─── Task inputs ───

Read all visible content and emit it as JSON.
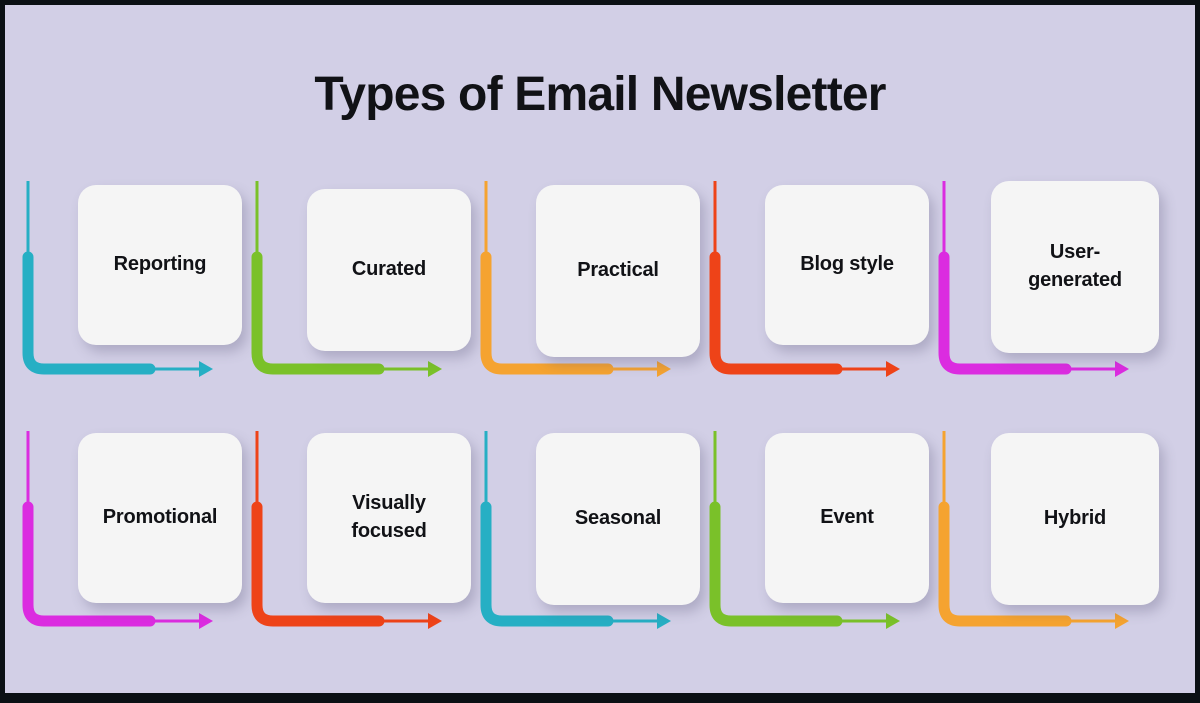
{
  "infographic": {
    "title": "Types of Email Newsletter",
    "background_color": "#D2CFE6",
    "frame_color": "#0B1014",
    "card_color": "#F5F5F5",
    "text_color": "#111216"
  },
  "palette": {
    "teal": "#26AFC4",
    "green": "#7AC129",
    "orange": "#F5A330",
    "red": "#EE4318",
    "magenta": "#DB2CE0"
  },
  "rows": [
    {
      "name": "row-1",
      "items": [
        {
          "label": "Reporting",
          "color": "#26AFC4",
          "color_name": "teal"
        },
        {
          "label": "Curated",
          "color": "#7AC129",
          "color_name": "green"
        },
        {
          "label": "Practical",
          "color": "#F5A330",
          "color_name": "orange"
        },
        {
          "label": "Blog style",
          "color": "#EE4318",
          "color_name": "red"
        },
        {
          "label": "User-\ngenerated",
          "color": "#DB2CE0",
          "color_name": "magenta"
        }
      ]
    },
    {
      "name": "row-2",
      "items": [
        {
          "label": "Promotional",
          "color": "#DB2CE0",
          "color_name": "magenta"
        },
        {
          "label": "Visually\nfocused",
          "color": "#EE4318",
          "color_name": "red"
        },
        {
          "label": "Seasonal",
          "color": "#26AFC4",
          "color_name": "teal"
        },
        {
          "label": "Event",
          "color": "#7AC129",
          "color_name": "green"
        },
        {
          "label": "Hybrid",
          "color": "#F5A330",
          "color_name": "orange"
        }
      ]
    }
  ]
}
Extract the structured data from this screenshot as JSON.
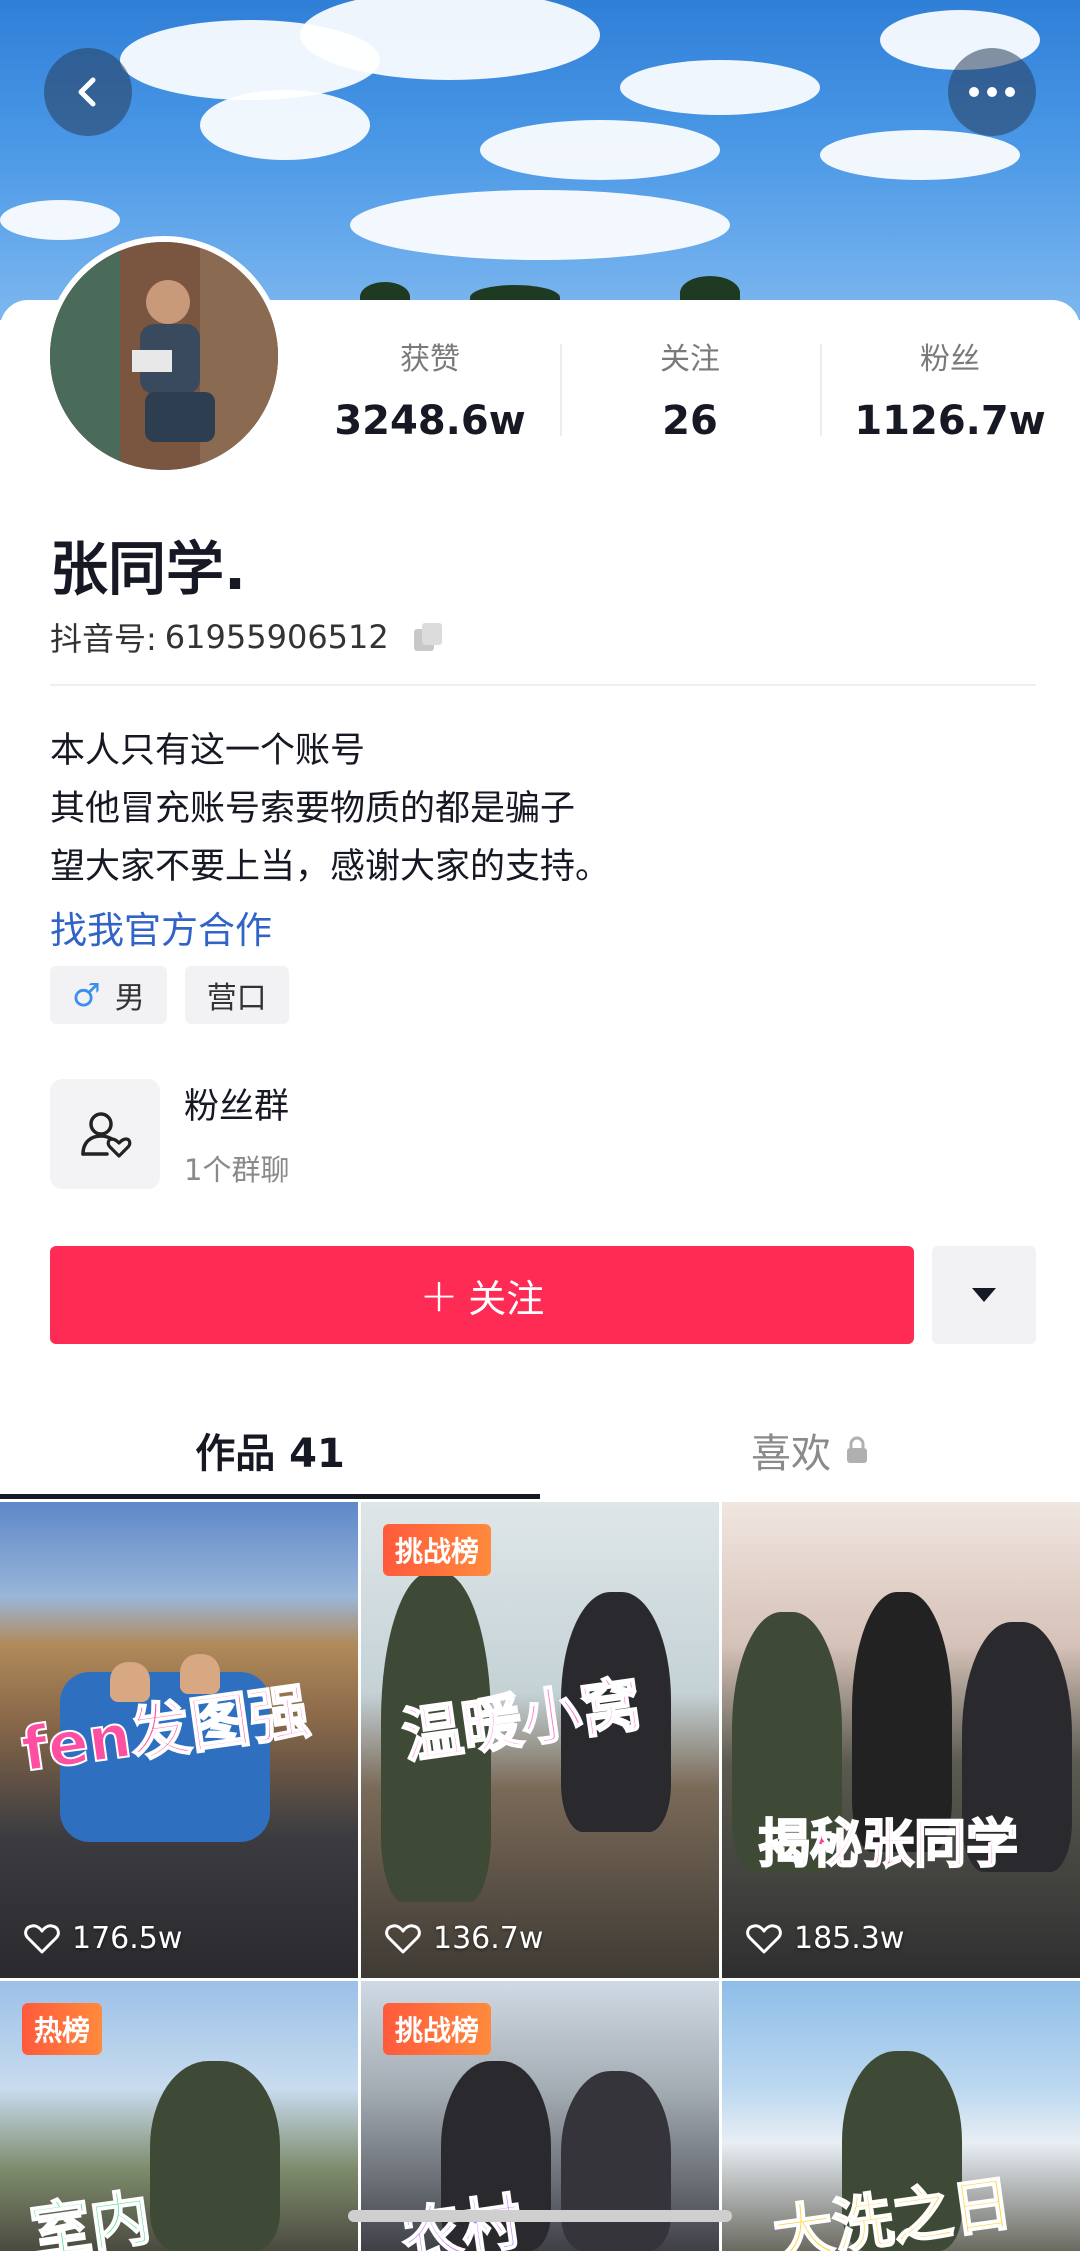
{
  "header": {
    "back_icon": "chevron-left-icon",
    "more_icon": "ellipsis-icon"
  },
  "stats": {
    "likes_label": "获赞",
    "likes_value": "3248.6w",
    "following_label": "关注",
    "following_value": "26",
    "fans_label": "粉丝",
    "fans_value": "1126.7w"
  },
  "profile": {
    "name": "张同学.",
    "douyin_id_label": "抖音号: ",
    "douyin_id": "61955906512",
    "bio": [
      "本人只有这一个账号",
      "其他冒充账号索要物质的都是骗子",
      "望大家不要上当，感谢大家的支持。"
    ],
    "official_link": "找我官方合作",
    "tags": {
      "gender_symbol": "♂",
      "gender": "男",
      "location": "营口"
    }
  },
  "fan_group": {
    "title": "粉丝群",
    "subtitle": "1个群聊"
  },
  "actions": {
    "follow_plus": "+",
    "follow_label": "关注"
  },
  "tabs": {
    "works_label": "作品 41",
    "likes_label": "喜欢"
  },
  "videos": [
    {
      "title": "fen发图强",
      "likes": "176.5w",
      "badge": ""
    },
    {
      "title": "温暖小窝",
      "likes": "136.7w",
      "badge": "挑战榜"
    },
    {
      "title": "揭秘张同学",
      "likes": "185.3w",
      "badge": ""
    },
    {
      "title": "室内",
      "likes": "",
      "badge": "热榜"
    },
    {
      "title": "农村",
      "likes": "",
      "badge": "挑战榜"
    },
    {
      "title": "大洗之日",
      "likes": "",
      "badge": ""
    }
  ],
  "colors": {
    "accent": "#fe2c55",
    "link": "#3264c8"
  }
}
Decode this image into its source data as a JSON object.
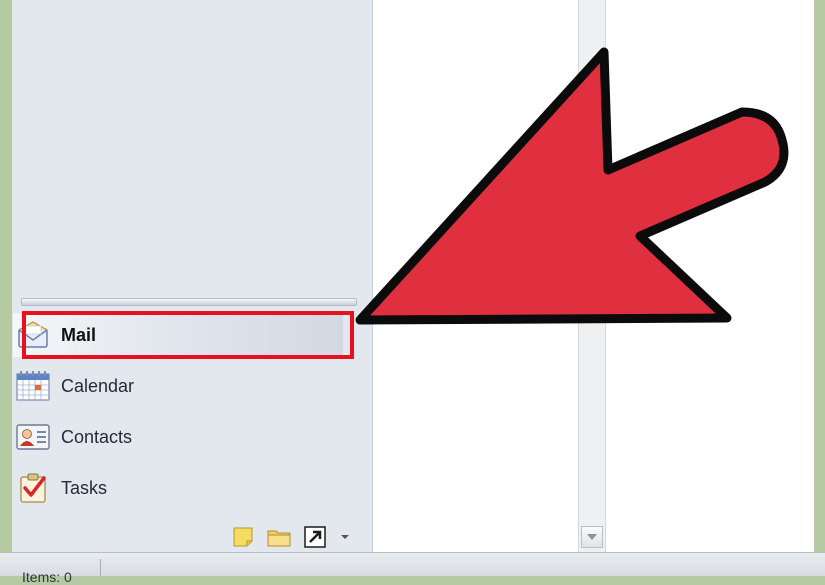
{
  "nav_pane": {
    "items": [
      {
        "label": "Mail",
        "icon": "mail-icon",
        "selected": true
      },
      {
        "label": "Calendar",
        "icon": "calendar-icon",
        "selected": false
      },
      {
        "label": "Contacts",
        "icon": "contacts-icon",
        "selected": false
      },
      {
        "label": "Tasks",
        "icon": "tasks-icon",
        "selected": false
      }
    ],
    "mini_toolbar": [
      "notes-icon",
      "folder-icon",
      "shortcuts-icon",
      "configure-buttons-chevron-icon"
    ]
  },
  "status_bar": {
    "items_text": "Items: 0"
  },
  "annotation": {
    "arrow_color": "#e0303f",
    "highlight_color": "#e8101f"
  }
}
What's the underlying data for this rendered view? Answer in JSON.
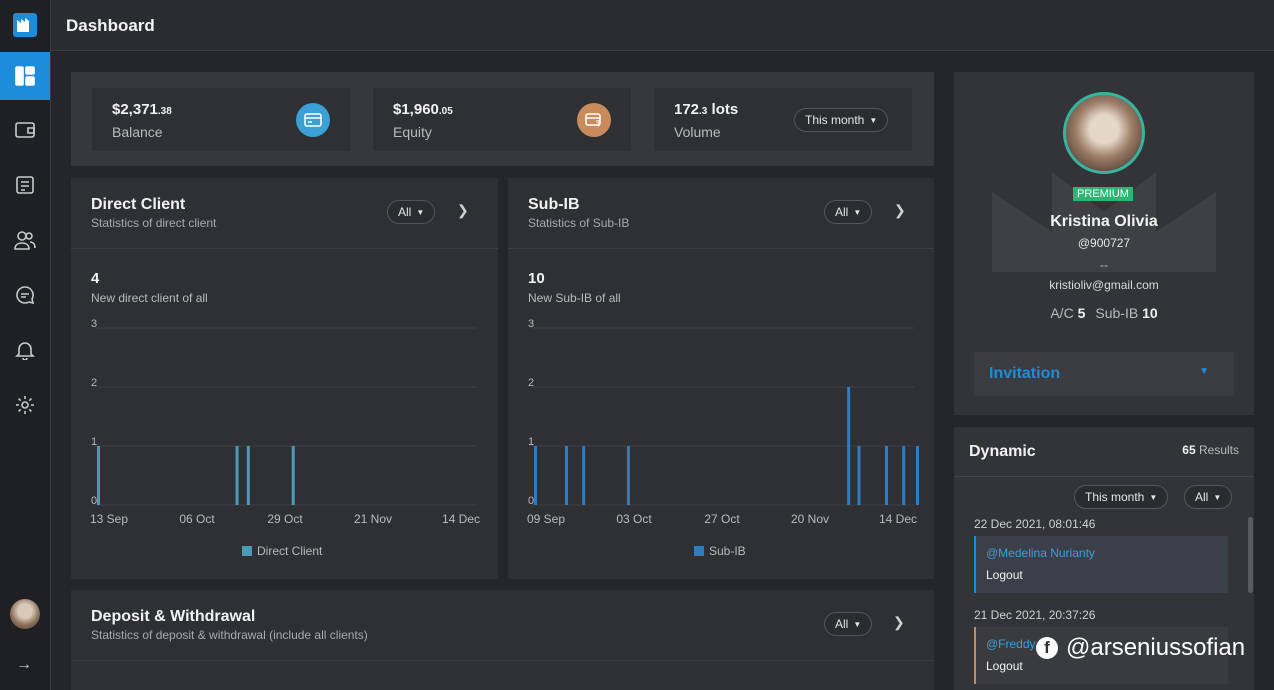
{
  "header": {
    "title": "Dashboard"
  },
  "sidebar": {
    "items": [
      {
        "icon": "dashboard-icon",
        "active": true
      },
      {
        "icon": "wallet-icon"
      },
      {
        "icon": "document-icon"
      },
      {
        "icon": "users-icon"
      },
      {
        "icon": "chat-icon"
      },
      {
        "icon": "bell-icon"
      },
      {
        "icon": "gear-icon"
      }
    ],
    "expand_icon": "→"
  },
  "stats": {
    "balance": {
      "value": "$2,371",
      "cents": ".38",
      "label": "Balance"
    },
    "equity": {
      "value": "$1,960",
      "cents": ".05",
      "label": "Equity"
    },
    "volume": {
      "value": "172",
      "decimal": ".3",
      "unit": " lots",
      "label": "Volume"
    },
    "period": "This month"
  },
  "direct_client": {
    "title": "Direct Client",
    "subtitle": "Statistics of direct client",
    "filter": "All",
    "count": "4",
    "count_label": "New direct client of all",
    "legend": "Direct Client"
  },
  "sub_ib": {
    "title": "Sub-IB",
    "subtitle": "Statistics of Sub-IB",
    "filter": "All",
    "count": "10",
    "count_label": "New Sub-IB of all",
    "legend": "Sub-IB"
  },
  "deposit": {
    "title": "Deposit & Withdrawal",
    "subtitle": "Statistics of deposit & withdrawal (include all clients)",
    "filter": "All"
  },
  "profile": {
    "badge": "PREMIUM",
    "name": "Kristina Olivia",
    "handle": "@900727",
    "dash": "--",
    "email": "kristioliv@gmail.com",
    "ac_label": "A/C",
    "ac_value": "5",
    "subib_label": "Sub-IB",
    "subib_value": "10",
    "invitation": "Invitation"
  },
  "dynamic": {
    "title": "Dynamic",
    "count": "65",
    "count_label": " Results",
    "period": "This month",
    "filter": "All",
    "events": [
      {
        "time": "22 Dec 2021, 08:01:46",
        "user": "@Medelina Nurianty",
        "action": "Logout"
      },
      {
        "time": "21 Dec 2021, 20:37:26",
        "user": "@Freddy",
        "action": "Logout"
      }
    ]
  },
  "watermark": "@arseniussofian",
  "chart_data": [
    {
      "type": "bar",
      "name": "Direct Client",
      "color": "#4a9bb8",
      "x_ticks": [
        "13 Sep",
        "06 Oct",
        "29 Oct",
        "21 Nov",
        "14 Dec"
      ],
      "x_start": "2021-09-13",
      "x_end": "2021-12-24",
      "y_ticks": [
        0,
        1,
        2,
        3
      ],
      "ylim": [
        0,
        3
      ],
      "points": [
        {
          "x": "2021-09-13",
          "y": 1
        },
        {
          "x": "2021-10-20",
          "y": 1
        },
        {
          "x": "2021-10-23",
          "y": 1
        },
        {
          "x": "2021-11-04",
          "y": 1
        }
      ]
    },
    {
      "type": "bar",
      "name": "Sub-IB",
      "color": "#2c7dc5",
      "x_ticks": [
        "09 Sep",
        "03 Oct",
        "27 Oct",
        "20 Nov",
        "14 Dec"
      ],
      "x_start": "2021-09-09",
      "x_end": "2021-12-29",
      "y_ticks": [
        0,
        1,
        2,
        3
      ],
      "ylim": [
        0,
        3
      ],
      "points": [
        {
          "x": "2021-09-09",
          "y": 1
        },
        {
          "x": "2021-09-18",
          "y": 1
        },
        {
          "x": "2021-09-23",
          "y": 1
        },
        {
          "x": "2021-10-06",
          "y": 1
        },
        {
          "x": "2021-12-09",
          "y": 2
        },
        {
          "x": "2021-12-12",
          "y": 1
        },
        {
          "x": "2021-12-20",
          "y": 1
        },
        {
          "x": "2021-12-25",
          "y": 1
        },
        {
          "x": "2021-12-29",
          "y": 1
        }
      ]
    }
  ]
}
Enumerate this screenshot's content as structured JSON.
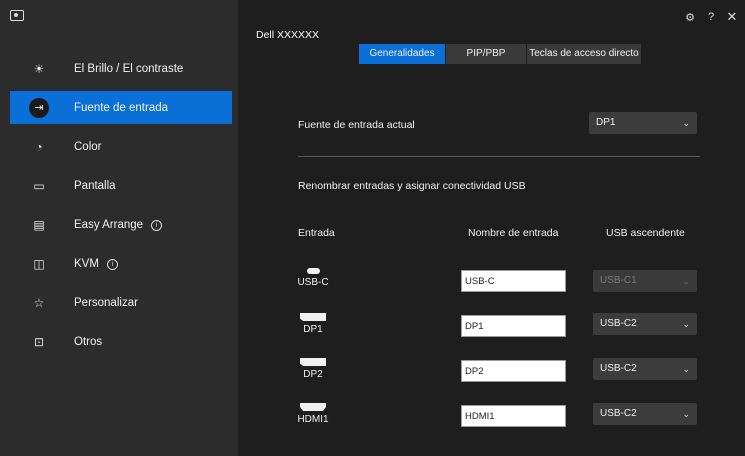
{
  "sidebar": {
    "items": [
      {
        "label": "El Brillo / El contraste",
        "icon": "sun-icon"
      },
      {
        "label": "Fuente de entrada",
        "icon": "input-source-icon"
      },
      {
        "label": "Color",
        "icon": "palette-icon"
      },
      {
        "label": "Pantalla",
        "icon": "monitor-icon"
      },
      {
        "label": "Easy Arrange",
        "icon": "layout-icon"
      },
      {
        "label": "KVM",
        "icon": "kvm-icon"
      },
      {
        "label": "Personalizar",
        "icon": "star-icon"
      },
      {
        "label": "Otros",
        "icon": "others-icon"
      }
    ],
    "active_item": "Fuente de entrada"
  },
  "header": {
    "model": "Dell XXXXXX",
    "tabs": [
      {
        "label": "Generalidades"
      },
      {
        "label": "PIP/PBP"
      },
      {
        "label": "Teclas de acceso directo"
      }
    ],
    "active_tab": "Generalidades"
  },
  "current_input": {
    "label": "Fuente de entrada actual",
    "value": "DP1"
  },
  "rename_section": {
    "title": "Renombrar entradas y asignar conectividad USB",
    "col_input": "Entrada",
    "col_name": "Nombre de entrada",
    "col_usb": "USB ascendente",
    "rows": [
      {
        "port": "USB-C",
        "icon": "usb-c-port-icon",
        "name": "USB-C",
        "usb": "USB-C1",
        "usb_enabled": false
      },
      {
        "port": "DP1",
        "icon": "displayport-icon",
        "name": "DP1",
        "usb": "USB-C2",
        "usb_enabled": true
      },
      {
        "port": "DP2",
        "icon": "displayport-icon",
        "name": "DP2",
        "usb": "USB-C2",
        "usb_enabled": true
      },
      {
        "port": "HDMI1",
        "icon": "hdmi-port-icon",
        "name": "HDMI1",
        "usb": "USB-C2",
        "usb_enabled": true
      }
    ]
  },
  "colors": {
    "accent": "#0a6fd6",
    "sidebar_bg": "#2c2c2c",
    "main_bg": "#1e1e1e"
  }
}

───

= Required work =
Retype, without any picture, exactly the lines from the one with "Enumerate this screenshot's" through the end of the entries, inclusive.

= Output of the exercise =
Enumerate this screenshot's content as structured JSON.
{
  "sidebar": {
    "items": [
      {
        "label": "El Brillo / El contraste",
        "icon": "sun-icon"
      },
      {
        "label": "Fuente de entrada",
        "icon": "input-source-icon"
      },
      {
        "label": "Color",
        "icon": "palette-icon"
      },
      {
        "label": "Pantalla",
        "icon": "monitor-icon"
      },
      {
        "label": "Easy Arrange",
        "icon": "layout-icon"
      },
      {
        "label": "KVM",
        "icon": "kvm-icon"
      },
      {
        "label": "Personalizar",
        "icon": "star-icon"
      },
      {
        "label": "Otros",
        "icon": "others-icon"
      }
    ],
    "active_item": "Fuente de entrada"
  },
  "header": {
    "model": "Dell XXXXXX",
    "tabs": [
      {
        "label": "Generalidades"
      },
      {
        "label": "PIP/PBP"
      },
      {
        "label": "Teclas de acceso directo"
      }
    ],
    "active_tab": "Generalidades"
  },
  "current_input": {
    "label": "Fuente de entrada actual",
    "value": "DP1"
  },
  "rename_section": {
    "title": "Renombrar entradas y asignar conectividad USB",
    "col_input": "Entrada",
    "col_name": "Nombre de entrada",
    "col_usb": "USB ascendente",
    "rows": [
      {
        "port": "USB-C",
        "icon": "usb-c-port-icon",
        "name": "USB-C",
        "usb": "USB-C1",
        "usb_enabled": false
      },
      {
        "port": "DP1",
        "icon": "displayport-icon",
        "name": "DP1",
        "usb": "USB-C2",
        "usb_enabled": true
      },
      {
        "port": "DP2",
        "icon": "displayport-icon",
        "name": "DP2",
        "usb": "USB-C2",
        "usb_enabled": true
      },
      {
        "port": "HDMI1",
        "icon": "hdmi-port-icon",
        "name": "HDMI1",
        "usb": "USB-C2",
        "usb_enabled": true
      }
    ]
  },
  "colors": {
    "accent": "#0a6fd6",
    "sidebar_bg": "#2c2c2c",
    "main_bg": "#1e1e1e"
  }
}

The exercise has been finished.